# RECORDS FOR THIS TASK
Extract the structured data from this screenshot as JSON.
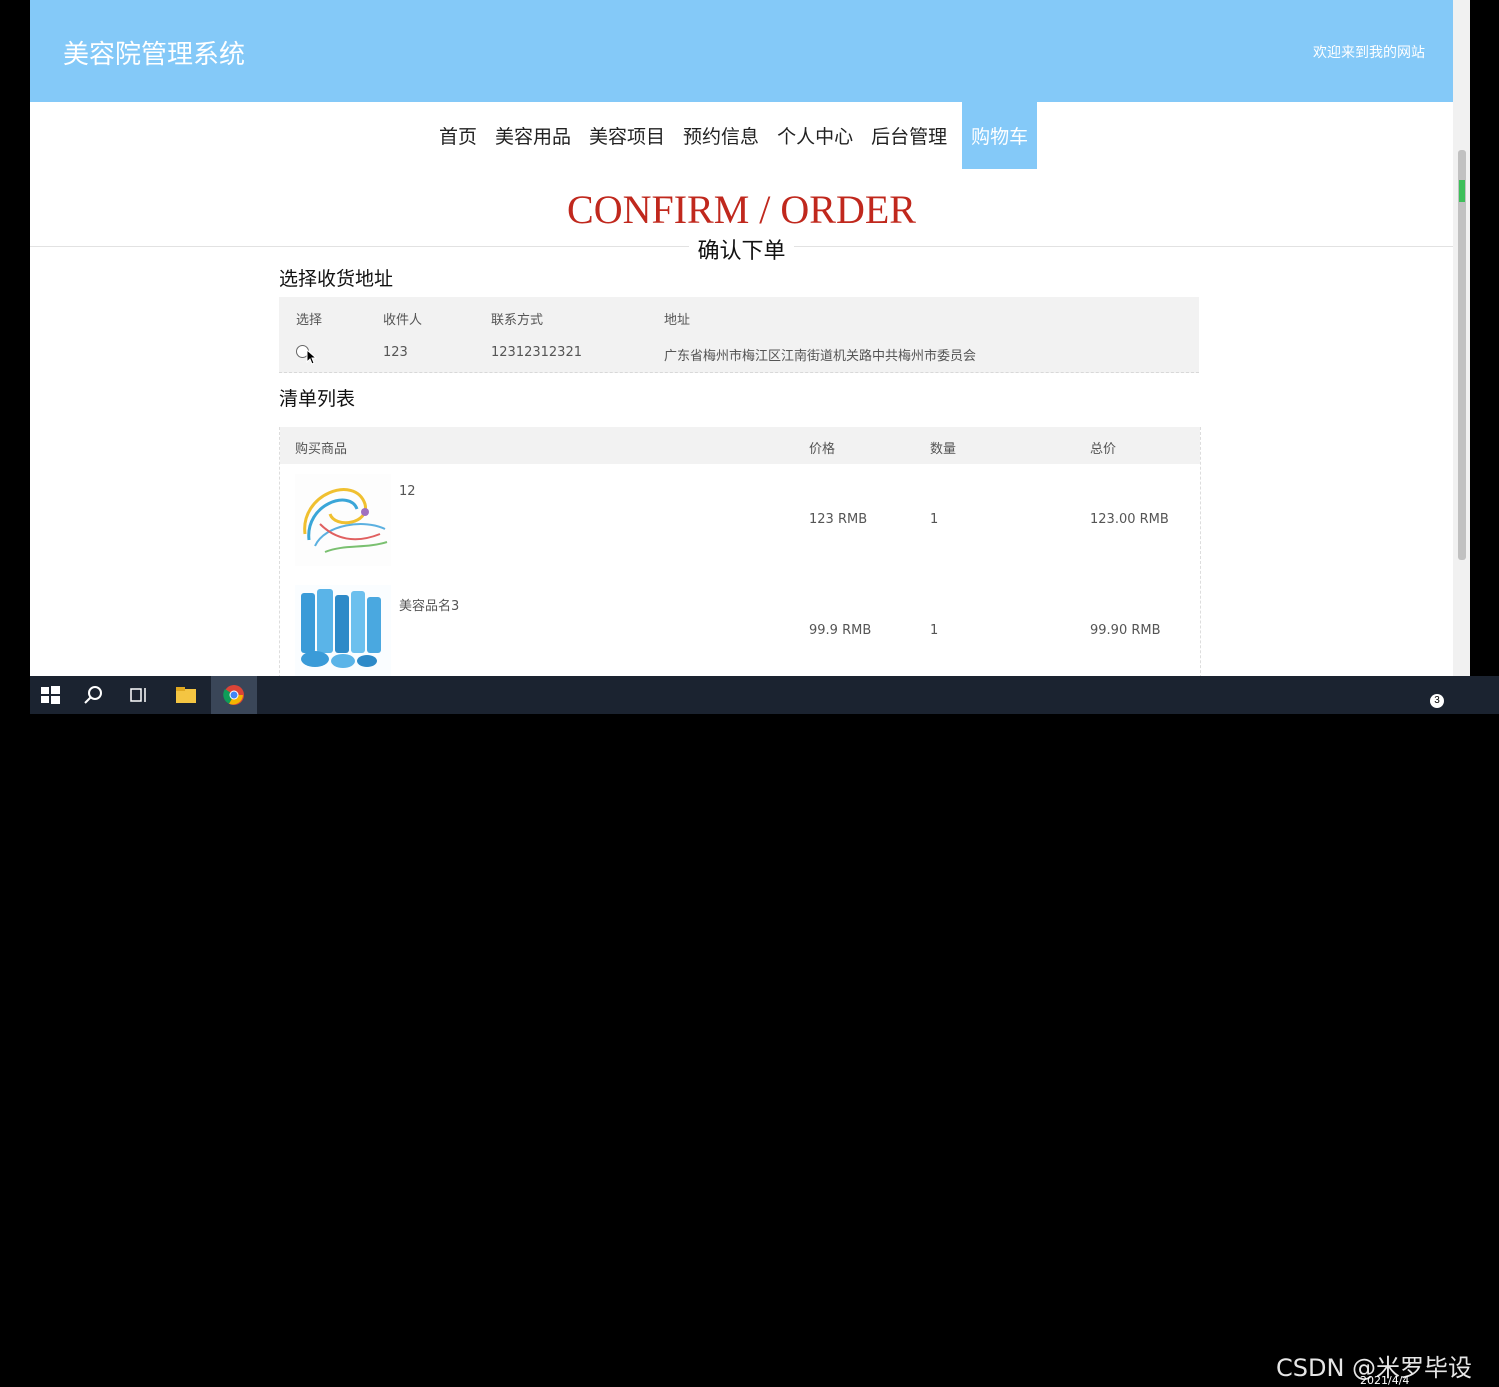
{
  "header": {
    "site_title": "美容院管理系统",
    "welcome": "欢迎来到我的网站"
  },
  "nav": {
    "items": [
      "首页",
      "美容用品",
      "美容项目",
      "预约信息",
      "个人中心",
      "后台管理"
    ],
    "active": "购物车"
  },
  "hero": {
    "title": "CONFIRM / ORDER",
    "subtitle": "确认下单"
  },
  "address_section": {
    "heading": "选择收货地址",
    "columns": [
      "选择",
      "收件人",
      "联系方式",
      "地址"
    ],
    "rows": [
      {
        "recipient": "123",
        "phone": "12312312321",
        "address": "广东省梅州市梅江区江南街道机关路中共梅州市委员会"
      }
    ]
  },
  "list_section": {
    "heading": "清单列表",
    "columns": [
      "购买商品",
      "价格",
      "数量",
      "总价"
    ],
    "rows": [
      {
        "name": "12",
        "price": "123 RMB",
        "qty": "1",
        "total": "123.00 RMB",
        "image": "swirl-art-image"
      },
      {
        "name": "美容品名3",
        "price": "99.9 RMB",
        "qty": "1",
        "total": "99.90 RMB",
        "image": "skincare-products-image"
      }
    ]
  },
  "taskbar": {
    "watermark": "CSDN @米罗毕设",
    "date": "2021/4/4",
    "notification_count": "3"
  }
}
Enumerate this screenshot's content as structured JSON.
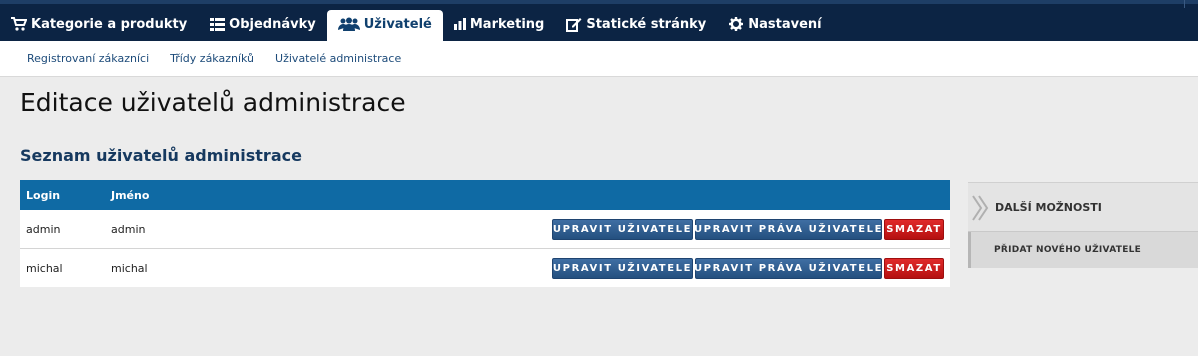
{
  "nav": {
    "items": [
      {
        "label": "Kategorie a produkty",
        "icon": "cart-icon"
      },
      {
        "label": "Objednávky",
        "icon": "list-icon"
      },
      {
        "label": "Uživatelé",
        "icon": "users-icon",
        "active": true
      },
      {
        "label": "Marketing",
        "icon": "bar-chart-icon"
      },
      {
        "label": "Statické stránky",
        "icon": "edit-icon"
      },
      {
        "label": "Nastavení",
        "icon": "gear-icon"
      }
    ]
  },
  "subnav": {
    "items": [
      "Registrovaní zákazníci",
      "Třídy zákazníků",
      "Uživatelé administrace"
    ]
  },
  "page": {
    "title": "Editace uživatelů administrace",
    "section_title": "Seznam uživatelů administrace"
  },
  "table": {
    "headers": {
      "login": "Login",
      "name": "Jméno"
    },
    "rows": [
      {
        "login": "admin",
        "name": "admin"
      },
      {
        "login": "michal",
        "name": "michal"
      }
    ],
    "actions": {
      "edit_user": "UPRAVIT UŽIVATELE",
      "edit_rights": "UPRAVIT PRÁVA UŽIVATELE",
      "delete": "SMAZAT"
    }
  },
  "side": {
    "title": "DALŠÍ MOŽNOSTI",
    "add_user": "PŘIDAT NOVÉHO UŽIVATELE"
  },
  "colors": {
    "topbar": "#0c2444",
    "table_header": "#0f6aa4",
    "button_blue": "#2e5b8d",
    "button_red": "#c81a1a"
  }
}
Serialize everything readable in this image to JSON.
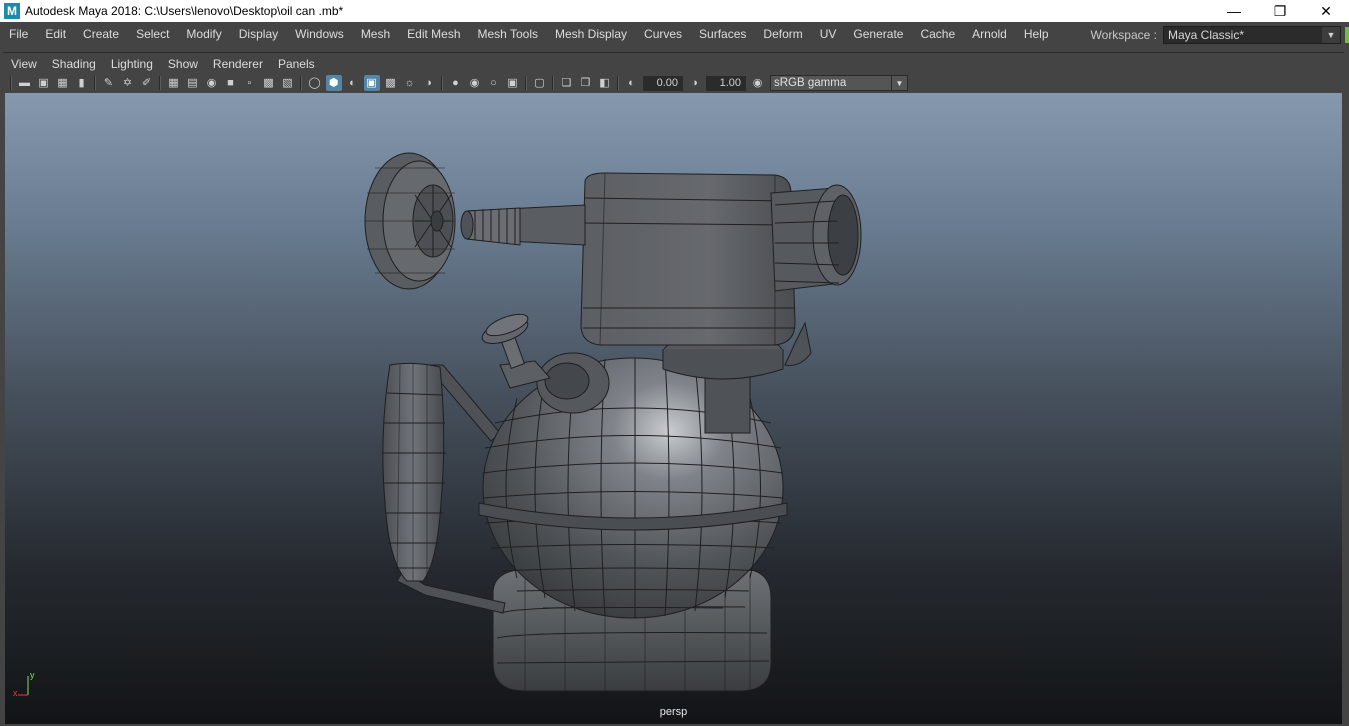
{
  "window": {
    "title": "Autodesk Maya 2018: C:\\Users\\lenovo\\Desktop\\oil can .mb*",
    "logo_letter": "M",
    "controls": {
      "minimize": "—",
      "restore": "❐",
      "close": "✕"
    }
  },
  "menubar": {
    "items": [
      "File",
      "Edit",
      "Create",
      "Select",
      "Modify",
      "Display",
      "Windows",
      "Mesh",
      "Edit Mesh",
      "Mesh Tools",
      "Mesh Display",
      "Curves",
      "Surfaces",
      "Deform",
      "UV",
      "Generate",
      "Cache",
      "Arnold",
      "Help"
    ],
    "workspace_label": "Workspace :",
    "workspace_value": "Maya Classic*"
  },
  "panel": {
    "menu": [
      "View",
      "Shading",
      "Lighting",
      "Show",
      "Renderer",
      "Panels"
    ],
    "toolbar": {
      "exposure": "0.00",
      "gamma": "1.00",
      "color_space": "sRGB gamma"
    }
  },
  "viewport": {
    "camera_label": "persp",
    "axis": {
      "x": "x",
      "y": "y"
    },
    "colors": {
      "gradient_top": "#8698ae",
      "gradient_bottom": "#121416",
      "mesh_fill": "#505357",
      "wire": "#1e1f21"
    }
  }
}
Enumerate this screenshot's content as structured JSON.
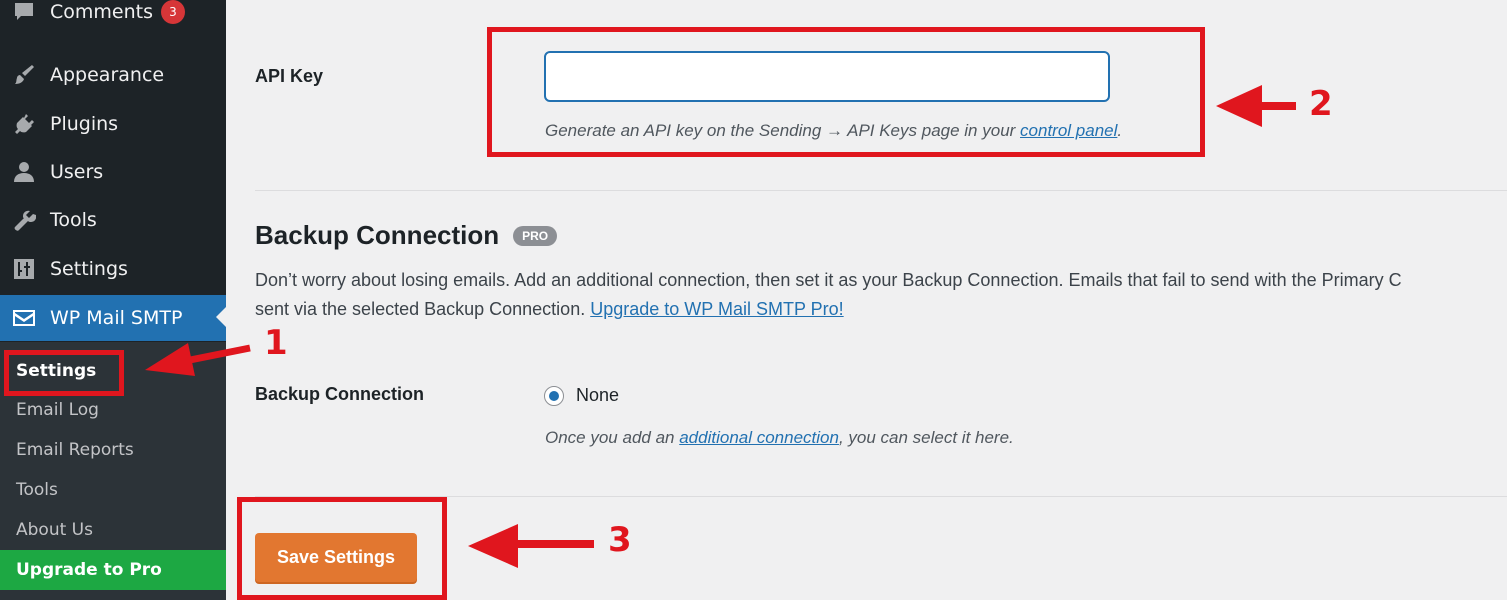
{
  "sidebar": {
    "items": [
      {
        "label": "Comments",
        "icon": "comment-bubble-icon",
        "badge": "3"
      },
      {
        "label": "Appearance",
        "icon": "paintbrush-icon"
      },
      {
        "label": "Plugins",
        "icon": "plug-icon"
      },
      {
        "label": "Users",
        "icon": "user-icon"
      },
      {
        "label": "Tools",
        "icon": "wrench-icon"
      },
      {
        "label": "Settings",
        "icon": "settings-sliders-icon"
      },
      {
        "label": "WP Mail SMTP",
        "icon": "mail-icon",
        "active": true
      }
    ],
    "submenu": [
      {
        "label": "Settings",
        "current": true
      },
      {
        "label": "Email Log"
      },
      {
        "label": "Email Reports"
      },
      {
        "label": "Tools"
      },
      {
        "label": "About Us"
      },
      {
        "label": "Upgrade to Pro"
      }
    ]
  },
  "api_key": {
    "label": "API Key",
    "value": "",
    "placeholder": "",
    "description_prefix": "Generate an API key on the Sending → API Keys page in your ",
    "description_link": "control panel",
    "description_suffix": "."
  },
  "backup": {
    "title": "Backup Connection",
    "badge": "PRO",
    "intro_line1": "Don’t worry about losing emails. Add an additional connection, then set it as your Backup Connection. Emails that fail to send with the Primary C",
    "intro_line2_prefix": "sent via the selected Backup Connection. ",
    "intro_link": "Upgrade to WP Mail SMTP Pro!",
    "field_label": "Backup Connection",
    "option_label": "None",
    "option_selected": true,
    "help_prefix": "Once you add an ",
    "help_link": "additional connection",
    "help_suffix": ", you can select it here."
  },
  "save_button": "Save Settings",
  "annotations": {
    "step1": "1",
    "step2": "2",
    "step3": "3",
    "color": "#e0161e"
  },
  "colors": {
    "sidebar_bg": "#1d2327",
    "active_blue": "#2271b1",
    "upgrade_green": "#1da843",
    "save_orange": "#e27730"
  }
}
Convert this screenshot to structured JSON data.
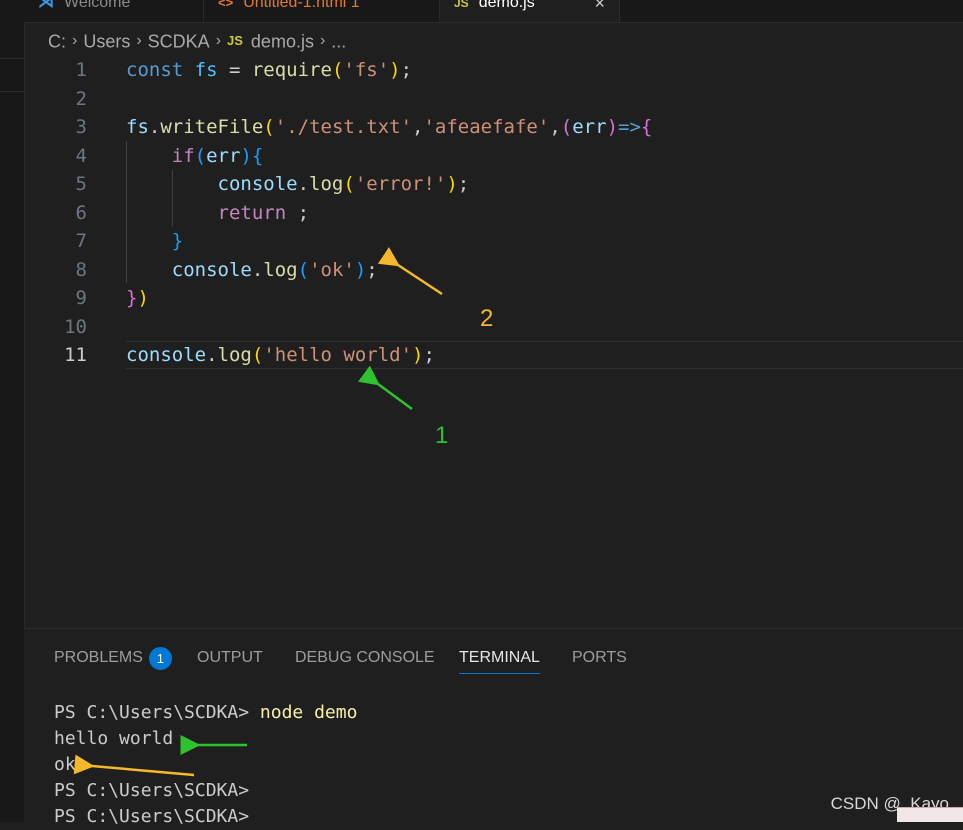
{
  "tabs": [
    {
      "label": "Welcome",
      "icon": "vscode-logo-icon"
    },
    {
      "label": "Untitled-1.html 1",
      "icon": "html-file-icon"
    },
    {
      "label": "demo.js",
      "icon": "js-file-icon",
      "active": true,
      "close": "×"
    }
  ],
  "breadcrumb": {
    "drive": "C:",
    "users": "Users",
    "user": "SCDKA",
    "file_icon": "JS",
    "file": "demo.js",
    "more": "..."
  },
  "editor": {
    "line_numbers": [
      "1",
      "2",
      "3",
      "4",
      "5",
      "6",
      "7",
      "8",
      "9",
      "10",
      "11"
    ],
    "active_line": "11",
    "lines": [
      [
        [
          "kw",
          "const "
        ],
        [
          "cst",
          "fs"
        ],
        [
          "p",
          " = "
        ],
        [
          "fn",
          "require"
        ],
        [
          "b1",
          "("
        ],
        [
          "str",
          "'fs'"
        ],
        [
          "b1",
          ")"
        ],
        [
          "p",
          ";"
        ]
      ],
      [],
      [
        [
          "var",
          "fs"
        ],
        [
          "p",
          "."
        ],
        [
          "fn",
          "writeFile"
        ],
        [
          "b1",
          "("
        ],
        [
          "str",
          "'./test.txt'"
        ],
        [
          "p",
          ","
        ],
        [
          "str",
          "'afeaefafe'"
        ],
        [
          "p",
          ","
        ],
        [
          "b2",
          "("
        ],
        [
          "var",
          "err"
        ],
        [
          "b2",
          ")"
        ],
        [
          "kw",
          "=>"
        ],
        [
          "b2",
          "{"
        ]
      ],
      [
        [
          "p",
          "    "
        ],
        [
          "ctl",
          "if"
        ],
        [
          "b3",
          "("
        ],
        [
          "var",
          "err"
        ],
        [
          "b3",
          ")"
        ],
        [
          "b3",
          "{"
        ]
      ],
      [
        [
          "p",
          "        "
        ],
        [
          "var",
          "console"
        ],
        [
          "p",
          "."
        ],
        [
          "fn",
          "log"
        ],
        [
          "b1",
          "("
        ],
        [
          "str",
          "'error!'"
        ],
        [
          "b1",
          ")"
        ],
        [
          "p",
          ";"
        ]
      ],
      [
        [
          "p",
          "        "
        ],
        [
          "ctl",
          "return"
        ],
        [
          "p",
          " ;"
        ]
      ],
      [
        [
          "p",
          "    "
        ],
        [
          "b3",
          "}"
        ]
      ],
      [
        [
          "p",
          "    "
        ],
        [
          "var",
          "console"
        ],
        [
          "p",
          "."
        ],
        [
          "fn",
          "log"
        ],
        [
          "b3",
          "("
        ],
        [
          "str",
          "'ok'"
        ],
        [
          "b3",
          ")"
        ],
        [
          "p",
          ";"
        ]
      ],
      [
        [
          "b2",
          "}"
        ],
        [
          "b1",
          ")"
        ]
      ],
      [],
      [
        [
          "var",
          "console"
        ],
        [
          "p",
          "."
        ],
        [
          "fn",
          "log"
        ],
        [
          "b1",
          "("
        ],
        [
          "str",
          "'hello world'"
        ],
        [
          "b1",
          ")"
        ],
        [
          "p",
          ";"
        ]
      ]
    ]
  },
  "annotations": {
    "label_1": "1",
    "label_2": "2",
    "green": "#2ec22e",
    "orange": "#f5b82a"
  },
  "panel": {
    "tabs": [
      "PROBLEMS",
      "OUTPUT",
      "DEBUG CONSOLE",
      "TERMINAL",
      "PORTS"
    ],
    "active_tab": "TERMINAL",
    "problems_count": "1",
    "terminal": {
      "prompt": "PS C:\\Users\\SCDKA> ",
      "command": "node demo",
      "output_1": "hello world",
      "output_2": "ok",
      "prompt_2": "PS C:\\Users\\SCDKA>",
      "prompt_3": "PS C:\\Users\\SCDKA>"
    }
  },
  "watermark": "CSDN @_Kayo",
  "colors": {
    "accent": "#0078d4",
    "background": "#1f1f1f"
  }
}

# STATED TASK
Pick out each line containing "true" and report it.

# EXERCISE SOLUTION
        "active": true
        "active": true
        "current": true
    "option_selected": true,
      "active": true,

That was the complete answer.